Write out every one of the rows below word for word, keeping each line as it stands.
--- start of Material ---
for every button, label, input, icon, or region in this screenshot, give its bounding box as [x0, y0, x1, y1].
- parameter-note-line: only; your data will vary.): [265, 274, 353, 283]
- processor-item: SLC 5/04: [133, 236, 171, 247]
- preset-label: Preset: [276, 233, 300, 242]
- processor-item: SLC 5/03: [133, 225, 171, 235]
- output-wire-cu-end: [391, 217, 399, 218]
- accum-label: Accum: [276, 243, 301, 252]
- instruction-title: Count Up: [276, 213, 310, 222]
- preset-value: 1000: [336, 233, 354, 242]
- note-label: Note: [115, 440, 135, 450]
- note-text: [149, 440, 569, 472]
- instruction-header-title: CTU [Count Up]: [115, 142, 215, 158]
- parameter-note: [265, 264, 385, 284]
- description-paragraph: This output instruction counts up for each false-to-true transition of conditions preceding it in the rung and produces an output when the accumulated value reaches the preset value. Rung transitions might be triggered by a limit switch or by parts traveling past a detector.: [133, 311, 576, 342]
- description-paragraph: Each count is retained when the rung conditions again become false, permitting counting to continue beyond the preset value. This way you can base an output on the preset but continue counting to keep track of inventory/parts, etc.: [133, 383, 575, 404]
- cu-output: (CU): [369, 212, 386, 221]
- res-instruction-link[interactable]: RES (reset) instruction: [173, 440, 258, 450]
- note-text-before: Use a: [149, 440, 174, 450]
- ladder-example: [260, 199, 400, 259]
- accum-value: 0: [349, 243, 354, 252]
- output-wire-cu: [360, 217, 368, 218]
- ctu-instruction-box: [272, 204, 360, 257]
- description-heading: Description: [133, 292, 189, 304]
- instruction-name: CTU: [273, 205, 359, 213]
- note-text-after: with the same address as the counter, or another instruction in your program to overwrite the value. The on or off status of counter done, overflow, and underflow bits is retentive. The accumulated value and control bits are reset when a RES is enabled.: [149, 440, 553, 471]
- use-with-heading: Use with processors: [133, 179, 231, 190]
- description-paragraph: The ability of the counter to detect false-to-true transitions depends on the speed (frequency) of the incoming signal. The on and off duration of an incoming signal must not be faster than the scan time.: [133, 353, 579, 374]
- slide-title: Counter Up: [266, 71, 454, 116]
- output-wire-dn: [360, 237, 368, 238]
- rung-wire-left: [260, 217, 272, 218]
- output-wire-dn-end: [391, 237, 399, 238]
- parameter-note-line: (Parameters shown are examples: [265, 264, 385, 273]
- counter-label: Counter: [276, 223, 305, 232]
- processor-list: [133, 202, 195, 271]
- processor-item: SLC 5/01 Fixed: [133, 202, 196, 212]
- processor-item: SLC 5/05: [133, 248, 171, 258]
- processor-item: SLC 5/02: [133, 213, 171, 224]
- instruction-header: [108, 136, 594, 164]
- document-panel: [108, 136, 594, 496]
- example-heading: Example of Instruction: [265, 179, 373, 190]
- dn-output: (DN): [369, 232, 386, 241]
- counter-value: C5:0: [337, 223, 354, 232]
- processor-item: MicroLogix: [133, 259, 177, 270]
--- end of Material ---
» **Task output**:
for every button, label, input, icon, or region in this screenshot, give its bounding box as [x0, y0, x1, y1].
- parameter-note-line: only; your data will vary.): [265, 274, 353, 283]
- processor-item: SLC 5/04: [133, 236, 171, 247]
- preset-label: Preset: [276, 233, 300, 242]
- processor-item: SLC 5/03: [133, 225, 171, 235]
- output-wire-cu-end: [391, 217, 399, 218]
- accum-label: Accum: [276, 243, 301, 252]
- instruction-title: Count Up: [276, 213, 310, 222]
- preset-value: 1000: [336, 233, 354, 242]
- note-label: Note: [115, 440, 135, 450]
- note-text: [149, 440, 569, 472]
- instruction-header-title: CTU [Count Up]: [115, 142, 215, 158]
- parameter-note: [265, 264, 385, 284]
- description-paragraph: This output instruction counts up for each false-to-true transition of conditions preceding it in the rung and produces an output when the accumulated value reaches the preset value. Rung transitions might be triggered by a limit switch or by parts traveling past a detector.: [133, 311, 576, 342]
- description-paragraph: Each count is retained when the rung conditions again become false, permitting counting to continue beyond the preset value. This way you can base an output on the preset but continue counting to keep track of inventory/parts, etc.: [133, 383, 575, 404]
- cu-output: (CU): [369, 212, 386, 221]
- res-instruction-link[interactable]: RES (reset) instruction: [173, 440, 258, 450]
- note-text-before: Use a: [149, 440, 174, 450]
- ladder-example: [260, 199, 400, 259]
- accum-value: 0: [349, 243, 354, 252]
- output-wire-cu: [360, 217, 368, 218]
- ctu-instruction-box: [272, 204, 360, 257]
- description-heading: Description: [133, 292, 189, 304]
- instruction-name: CTU: [273, 205, 359, 213]
- note-text-after: with the same address as the counter, or another instruction in your program to overwrite the value. The on or off status of counter done, overflow, and underflow bits is retentive. The accumulated value and control bits are reset when a RES is enabled.: [149, 440, 553, 471]
- use-with-heading: Use with processors: [133, 179, 231, 190]
- description-paragraph: The ability of the counter to detect false-to-true transitions depends on the speed (frequency) of the incoming signal. The on and off duration of an incoming signal must not be faster than the scan time.: [133, 353, 579, 374]
- slide-title: Counter Up: [266, 71, 454, 116]
- output-wire-dn: [360, 237, 368, 238]
- rung-wire-left: [260, 217, 272, 218]
- output-wire-dn-end: [391, 237, 399, 238]
- parameter-note-line: (Parameters shown are examples: [265, 264, 385, 273]
- counter-label: Counter: [276, 223, 305, 232]
- processor-list: [133, 202, 195, 271]
- processor-item: SLC 5/01 Fixed: [133, 202, 196, 212]
- processor-item: SLC 5/05: [133, 248, 171, 258]
- processor-item: SLC 5/02: [133, 213, 171, 224]
- instruction-header: [108, 136, 594, 164]
- document-panel: [108, 136, 594, 496]
- example-heading: Example of Instruction: [265, 179, 373, 190]
- dn-output: (DN): [369, 232, 386, 241]
- counter-value: C5:0: [337, 223, 354, 232]
- processor-item: MicroLogix: [133, 259, 177, 270]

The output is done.